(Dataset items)
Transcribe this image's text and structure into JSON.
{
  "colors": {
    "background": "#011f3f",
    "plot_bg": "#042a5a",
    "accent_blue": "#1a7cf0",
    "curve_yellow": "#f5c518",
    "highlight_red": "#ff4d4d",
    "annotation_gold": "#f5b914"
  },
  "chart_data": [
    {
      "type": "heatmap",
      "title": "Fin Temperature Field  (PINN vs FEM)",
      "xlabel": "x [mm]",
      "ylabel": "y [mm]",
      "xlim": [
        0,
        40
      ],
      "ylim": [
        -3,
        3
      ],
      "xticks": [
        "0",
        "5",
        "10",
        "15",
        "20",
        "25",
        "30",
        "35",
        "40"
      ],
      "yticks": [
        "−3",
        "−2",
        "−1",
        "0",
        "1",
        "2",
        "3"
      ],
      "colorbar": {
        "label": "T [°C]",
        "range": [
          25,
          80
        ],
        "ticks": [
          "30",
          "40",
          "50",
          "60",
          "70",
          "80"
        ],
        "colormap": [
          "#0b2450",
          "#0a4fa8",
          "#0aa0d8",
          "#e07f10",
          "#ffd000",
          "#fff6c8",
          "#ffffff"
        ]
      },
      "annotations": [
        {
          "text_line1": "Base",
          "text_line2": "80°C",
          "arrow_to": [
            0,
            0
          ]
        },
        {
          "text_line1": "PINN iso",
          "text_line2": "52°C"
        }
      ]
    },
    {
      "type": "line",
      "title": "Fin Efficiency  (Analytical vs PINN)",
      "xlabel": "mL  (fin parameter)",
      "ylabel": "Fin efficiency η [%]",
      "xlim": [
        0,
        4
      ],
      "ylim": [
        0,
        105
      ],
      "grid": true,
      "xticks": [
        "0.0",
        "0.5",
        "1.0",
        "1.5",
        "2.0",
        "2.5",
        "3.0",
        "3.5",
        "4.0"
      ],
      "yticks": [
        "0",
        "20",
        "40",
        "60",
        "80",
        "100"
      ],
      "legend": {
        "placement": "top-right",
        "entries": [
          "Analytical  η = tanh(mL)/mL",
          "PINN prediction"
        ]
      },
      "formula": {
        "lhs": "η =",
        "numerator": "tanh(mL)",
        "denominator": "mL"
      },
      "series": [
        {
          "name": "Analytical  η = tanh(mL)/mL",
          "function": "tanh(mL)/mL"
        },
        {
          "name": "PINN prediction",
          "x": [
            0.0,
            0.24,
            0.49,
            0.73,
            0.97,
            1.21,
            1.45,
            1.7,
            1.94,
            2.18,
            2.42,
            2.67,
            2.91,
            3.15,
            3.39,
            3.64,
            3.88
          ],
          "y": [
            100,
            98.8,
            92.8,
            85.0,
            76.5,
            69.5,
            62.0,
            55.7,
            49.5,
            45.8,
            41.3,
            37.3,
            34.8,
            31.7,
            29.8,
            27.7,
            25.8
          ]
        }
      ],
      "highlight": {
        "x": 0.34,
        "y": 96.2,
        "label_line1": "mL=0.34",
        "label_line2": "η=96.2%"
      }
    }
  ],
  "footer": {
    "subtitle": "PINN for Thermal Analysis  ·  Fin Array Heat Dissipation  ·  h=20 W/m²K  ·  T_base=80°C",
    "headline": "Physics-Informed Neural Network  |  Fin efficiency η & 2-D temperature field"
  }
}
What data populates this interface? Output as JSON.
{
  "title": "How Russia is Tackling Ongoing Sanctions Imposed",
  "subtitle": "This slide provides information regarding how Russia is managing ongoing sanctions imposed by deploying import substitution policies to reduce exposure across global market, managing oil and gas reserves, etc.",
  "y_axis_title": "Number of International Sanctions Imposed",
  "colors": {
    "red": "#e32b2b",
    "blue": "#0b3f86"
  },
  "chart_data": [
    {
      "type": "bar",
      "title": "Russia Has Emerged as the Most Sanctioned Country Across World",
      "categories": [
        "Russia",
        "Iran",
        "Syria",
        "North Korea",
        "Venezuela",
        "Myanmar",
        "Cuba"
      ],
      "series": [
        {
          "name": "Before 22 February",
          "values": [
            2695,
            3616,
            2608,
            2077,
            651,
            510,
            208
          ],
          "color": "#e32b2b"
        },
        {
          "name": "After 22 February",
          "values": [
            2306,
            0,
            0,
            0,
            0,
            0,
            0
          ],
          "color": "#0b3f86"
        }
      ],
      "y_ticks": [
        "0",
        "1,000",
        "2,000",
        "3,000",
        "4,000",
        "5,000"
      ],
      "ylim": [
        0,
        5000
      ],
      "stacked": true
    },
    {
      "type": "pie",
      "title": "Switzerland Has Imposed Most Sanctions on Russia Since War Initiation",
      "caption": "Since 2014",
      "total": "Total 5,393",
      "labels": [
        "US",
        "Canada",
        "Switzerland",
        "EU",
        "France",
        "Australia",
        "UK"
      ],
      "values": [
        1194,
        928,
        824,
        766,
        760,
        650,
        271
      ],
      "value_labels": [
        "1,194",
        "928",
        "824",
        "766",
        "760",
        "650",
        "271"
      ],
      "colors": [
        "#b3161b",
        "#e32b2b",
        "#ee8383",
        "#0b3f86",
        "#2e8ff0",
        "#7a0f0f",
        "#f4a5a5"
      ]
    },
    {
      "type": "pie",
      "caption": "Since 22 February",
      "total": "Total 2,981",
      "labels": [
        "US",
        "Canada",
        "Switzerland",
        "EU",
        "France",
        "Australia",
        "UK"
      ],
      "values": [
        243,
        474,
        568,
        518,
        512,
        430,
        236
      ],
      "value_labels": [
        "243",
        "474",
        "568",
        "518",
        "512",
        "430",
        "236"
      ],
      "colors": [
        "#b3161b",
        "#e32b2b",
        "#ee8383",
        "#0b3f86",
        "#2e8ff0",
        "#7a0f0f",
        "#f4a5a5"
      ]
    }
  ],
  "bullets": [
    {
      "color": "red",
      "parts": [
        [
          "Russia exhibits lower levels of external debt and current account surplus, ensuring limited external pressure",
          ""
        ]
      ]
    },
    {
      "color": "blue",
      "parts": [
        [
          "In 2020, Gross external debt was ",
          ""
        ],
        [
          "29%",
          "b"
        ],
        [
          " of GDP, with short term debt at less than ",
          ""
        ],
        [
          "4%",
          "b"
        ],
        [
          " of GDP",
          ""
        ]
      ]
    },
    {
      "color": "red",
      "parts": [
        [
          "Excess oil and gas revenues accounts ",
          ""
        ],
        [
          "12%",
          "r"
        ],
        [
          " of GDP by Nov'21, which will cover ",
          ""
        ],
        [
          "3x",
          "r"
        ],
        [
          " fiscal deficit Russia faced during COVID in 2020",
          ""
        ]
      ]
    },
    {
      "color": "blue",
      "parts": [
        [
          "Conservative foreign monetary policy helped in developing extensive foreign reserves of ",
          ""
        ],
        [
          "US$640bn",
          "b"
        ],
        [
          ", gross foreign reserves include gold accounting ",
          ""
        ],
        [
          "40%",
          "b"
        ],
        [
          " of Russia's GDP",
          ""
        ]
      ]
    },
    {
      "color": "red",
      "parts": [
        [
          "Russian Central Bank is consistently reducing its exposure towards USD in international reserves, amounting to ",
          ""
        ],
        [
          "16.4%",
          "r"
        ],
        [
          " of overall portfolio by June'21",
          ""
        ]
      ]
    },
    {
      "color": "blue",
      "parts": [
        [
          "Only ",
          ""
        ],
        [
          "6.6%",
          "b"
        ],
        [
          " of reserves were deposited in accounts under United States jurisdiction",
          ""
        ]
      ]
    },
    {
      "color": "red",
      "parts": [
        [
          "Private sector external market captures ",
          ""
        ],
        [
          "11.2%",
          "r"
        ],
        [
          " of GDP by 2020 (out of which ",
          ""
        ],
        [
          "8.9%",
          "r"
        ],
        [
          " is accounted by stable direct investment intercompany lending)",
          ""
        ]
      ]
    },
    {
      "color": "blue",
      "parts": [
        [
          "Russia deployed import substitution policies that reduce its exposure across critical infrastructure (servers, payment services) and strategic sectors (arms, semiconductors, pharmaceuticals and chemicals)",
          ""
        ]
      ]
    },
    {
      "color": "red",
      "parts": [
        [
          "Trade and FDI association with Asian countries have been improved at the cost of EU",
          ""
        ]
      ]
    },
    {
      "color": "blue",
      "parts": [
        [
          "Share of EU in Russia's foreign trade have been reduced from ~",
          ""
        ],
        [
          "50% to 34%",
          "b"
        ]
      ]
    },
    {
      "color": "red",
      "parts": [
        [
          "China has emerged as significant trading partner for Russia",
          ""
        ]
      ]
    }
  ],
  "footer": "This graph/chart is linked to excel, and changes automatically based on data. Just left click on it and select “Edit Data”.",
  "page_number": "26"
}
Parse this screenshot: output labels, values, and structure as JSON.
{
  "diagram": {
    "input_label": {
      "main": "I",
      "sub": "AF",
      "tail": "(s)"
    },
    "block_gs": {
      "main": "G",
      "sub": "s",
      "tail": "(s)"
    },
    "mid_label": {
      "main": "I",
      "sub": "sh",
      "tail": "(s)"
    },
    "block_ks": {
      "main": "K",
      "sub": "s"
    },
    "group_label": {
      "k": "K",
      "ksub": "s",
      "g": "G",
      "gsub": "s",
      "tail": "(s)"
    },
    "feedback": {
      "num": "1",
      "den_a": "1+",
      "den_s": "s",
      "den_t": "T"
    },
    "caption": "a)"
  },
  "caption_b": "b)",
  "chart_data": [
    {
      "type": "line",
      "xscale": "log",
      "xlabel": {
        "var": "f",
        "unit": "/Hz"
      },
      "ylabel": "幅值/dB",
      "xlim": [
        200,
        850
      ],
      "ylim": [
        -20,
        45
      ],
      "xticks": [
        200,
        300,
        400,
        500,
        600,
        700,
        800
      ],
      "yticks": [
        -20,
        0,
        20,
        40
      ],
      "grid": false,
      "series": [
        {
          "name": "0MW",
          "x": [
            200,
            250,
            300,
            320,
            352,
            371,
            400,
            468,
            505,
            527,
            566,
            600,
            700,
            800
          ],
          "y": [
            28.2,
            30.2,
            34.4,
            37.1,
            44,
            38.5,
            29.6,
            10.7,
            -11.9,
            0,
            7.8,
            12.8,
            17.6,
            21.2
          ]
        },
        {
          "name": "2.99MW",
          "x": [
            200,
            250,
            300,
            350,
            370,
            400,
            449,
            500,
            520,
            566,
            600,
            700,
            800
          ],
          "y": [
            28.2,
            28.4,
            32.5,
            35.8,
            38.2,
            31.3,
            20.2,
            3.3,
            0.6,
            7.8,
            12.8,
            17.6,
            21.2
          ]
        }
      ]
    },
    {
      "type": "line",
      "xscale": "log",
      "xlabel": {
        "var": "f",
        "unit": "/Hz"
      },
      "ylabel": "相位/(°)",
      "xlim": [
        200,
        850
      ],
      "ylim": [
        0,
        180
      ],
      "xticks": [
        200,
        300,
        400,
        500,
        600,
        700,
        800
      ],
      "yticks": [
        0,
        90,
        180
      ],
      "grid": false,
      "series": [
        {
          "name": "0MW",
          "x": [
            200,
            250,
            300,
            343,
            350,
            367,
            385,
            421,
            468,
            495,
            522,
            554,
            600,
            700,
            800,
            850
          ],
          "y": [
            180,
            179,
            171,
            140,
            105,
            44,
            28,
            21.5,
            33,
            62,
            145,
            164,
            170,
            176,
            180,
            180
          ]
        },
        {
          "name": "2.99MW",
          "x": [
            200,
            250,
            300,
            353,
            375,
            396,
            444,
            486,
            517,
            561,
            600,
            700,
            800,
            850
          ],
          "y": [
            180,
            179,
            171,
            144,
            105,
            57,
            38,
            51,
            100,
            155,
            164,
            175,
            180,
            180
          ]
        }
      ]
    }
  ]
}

PROMPT: Only lines with the string "PINN" belong in your answer; copy each one.

FULL SOLUTION:
      "title": "Fin Temperature Field  (PINN vs FEM)",
          "text_line1": "PINN iso",
      "title": "Fin Efficiency  (Analytical vs PINN)",
          "PINN prediction"
          "name": "PINN prediction",
    "subtitle": "PINN for Thermal Analysis  ·  Fin Array Heat Dissipation  ·  h=20 W/m²K  ·  T_base=80°C",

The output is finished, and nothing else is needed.